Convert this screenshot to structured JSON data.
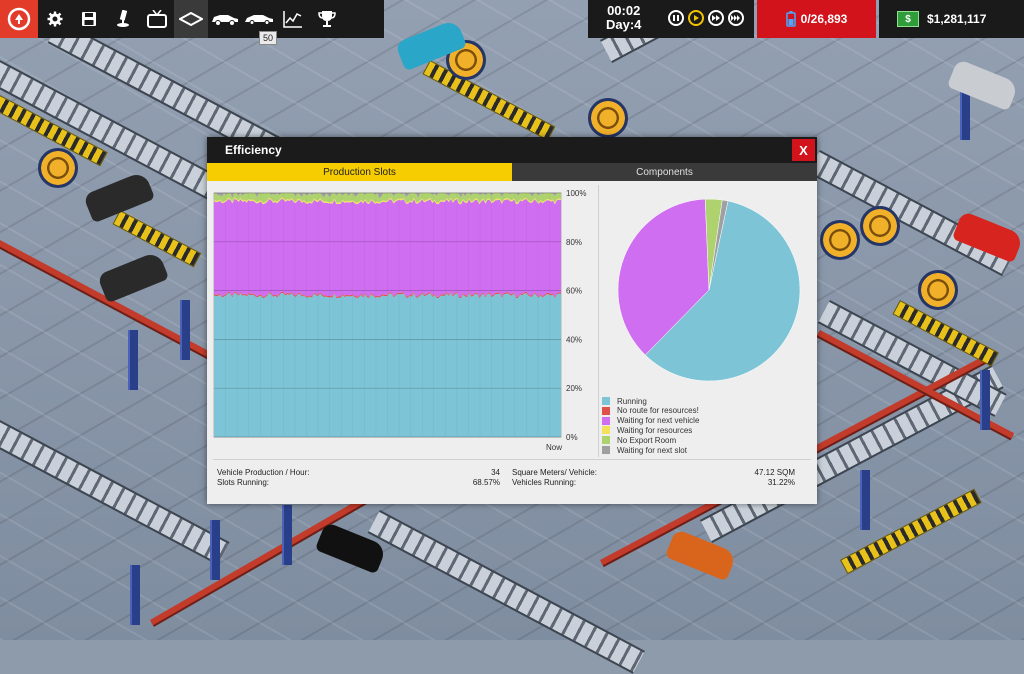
{
  "menubar": {
    "icons": [
      "logo-icon",
      "settings-icon",
      "save-icon",
      "research-icon",
      "tv-icon",
      "layout-icon",
      "vehicle-icon",
      "car-icon",
      "chart-icon",
      "trophy-icon"
    ],
    "tooltip": "50"
  },
  "time": {
    "clock": "00:02",
    "day": "Day:4"
  },
  "population": {
    "value": "0/26,893"
  },
  "money": {
    "value": "$1,281,117"
  },
  "window": {
    "title": "Efficiency",
    "close_label": "X",
    "tabs": [
      "Production Slots",
      "Components"
    ],
    "active_tab": "Production Slots"
  },
  "chart_data": [
    {
      "type": "area",
      "stacked": true,
      "y_ticks": [
        "100%",
        "80%",
        "60%",
        "40%",
        "20%",
        "0%"
      ],
      "ylim": [
        0,
        100
      ],
      "x_label_right": "Now",
      "grid": true,
      "series": [
        {
          "name": "Running",
          "color": "#7cc4d6",
          "approx_share": 58
        },
        {
          "name": "No route for resources!",
          "color": "#e0504a",
          "approx_share": 0.5
        },
        {
          "name": "Waiting for next vehicle",
          "color": "#cf6ef1",
          "approx_share": 38
        },
        {
          "name": "Waiting for resources",
          "color": "#f3e15a",
          "approx_share": 0.5
        },
        {
          "name": "No Export Room",
          "color": "#aed36e",
          "approx_share": 2.5
        },
        {
          "name": "Waiting for next slot",
          "color": "#a0a0a0",
          "approx_share": 0.5
        }
      ]
    },
    {
      "type": "pie",
      "values": [
        {
          "label": "Running",
          "value": 59
        },
        {
          "label": "Waiting for next vehicle",
          "value": 37
        },
        {
          "label": "No Export Room",
          "value": 3
        },
        {
          "label": "Waiting for next slot",
          "value": 1
        }
      ],
      "legend": [
        {
          "label": "Running",
          "color": "#7cc4d6"
        },
        {
          "label": "No route for resources!",
          "color": "#e0504a"
        },
        {
          "label": "Waiting for next vehicle",
          "color": "#cf6ef1"
        },
        {
          "label": "Waiting for resources",
          "color": "#f3e15a"
        },
        {
          "label": "No Export Room",
          "color": "#aed36e"
        },
        {
          "label": "Waiting for next slot",
          "color": "#a0a0a0"
        }
      ]
    }
  ],
  "stats": {
    "vph_label": "Vehicle Production / Hour:",
    "vph_value": "34",
    "slots_label": "Slots Running:",
    "slots_value": "68.57%",
    "sqm_label": "Square Meters/ Vehicle:",
    "sqm_value": "47.12 SQM",
    "vr_label": "Vehicles Running:",
    "vr_value": "31.22%"
  }
}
......
▶ [Your goal]: Give back the entries verbatim. Do not include any picture.

▶ [Output of the task]:
Convert this screenshot to structured JSON data.
{
  "menubar": {
    "icons": [
      "logo-icon",
      "settings-icon",
      "save-icon",
      "research-icon",
      "tv-icon",
      "layout-icon",
      "vehicle-icon",
      "car-icon",
      "chart-icon",
      "trophy-icon"
    ],
    "tooltip": "50"
  },
  "time": {
    "clock": "00:02",
    "day": "Day:4"
  },
  "population": {
    "value": "0/26,893"
  },
  "money": {
    "value": "$1,281,117"
  },
  "window": {
    "title": "Efficiency",
    "close_label": "X",
    "tabs": [
      "Production Slots",
      "Components"
    ],
    "active_tab": "Production Slots"
  },
  "chart_data": [
    {
      "type": "area",
      "stacked": true,
      "y_ticks": [
        "100%",
        "80%",
        "60%",
        "40%",
        "20%",
        "0%"
      ],
      "ylim": [
        0,
        100
      ],
      "x_label_right": "Now",
      "grid": true,
      "series": [
        {
          "name": "Running",
          "color": "#7cc4d6",
          "approx_share": 58
        },
        {
          "name": "No route for resources!",
          "color": "#e0504a",
          "approx_share": 0.5
        },
        {
          "name": "Waiting for next vehicle",
          "color": "#cf6ef1",
          "approx_share": 38
        },
        {
          "name": "Waiting for resources",
          "color": "#f3e15a",
          "approx_share": 0.5
        },
        {
          "name": "No Export Room",
          "color": "#aed36e",
          "approx_share": 2.5
        },
        {
          "name": "Waiting for next slot",
          "color": "#a0a0a0",
          "approx_share": 0.5
        }
      ]
    },
    {
      "type": "pie",
      "values": [
        {
          "label": "Running",
          "value": 59
        },
        {
          "label": "Waiting for next vehicle",
          "value": 37
        },
        {
          "label": "No Export Room",
          "value": 3
        },
        {
          "label": "Waiting for next slot",
          "value": 1
        }
      ],
      "legend": [
        {
          "label": "Running",
          "color": "#7cc4d6"
        },
        {
          "label": "No route for resources!",
          "color": "#e0504a"
        },
        {
          "label": "Waiting for next vehicle",
          "color": "#cf6ef1"
        },
        {
          "label": "Waiting for resources",
          "color": "#f3e15a"
        },
        {
          "label": "No Export Room",
          "color": "#aed36e"
        },
        {
          "label": "Waiting for next slot",
          "color": "#a0a0a0"
        }
      ]
    }
  ],
  "stats": {
    "vph_label": "Vehicle Production / Hour:",
    "vph_value": "34",
    "slots_label": "Slots Running:",
    "slots_value": "68.57%",
    "sqm_label": "Square Meters/ Vehicle:",
    "sqm_value": "47.12 SQM",
    "vr_label": "Vehicles Running:",
    "vr_value": "31.22%"
  }
}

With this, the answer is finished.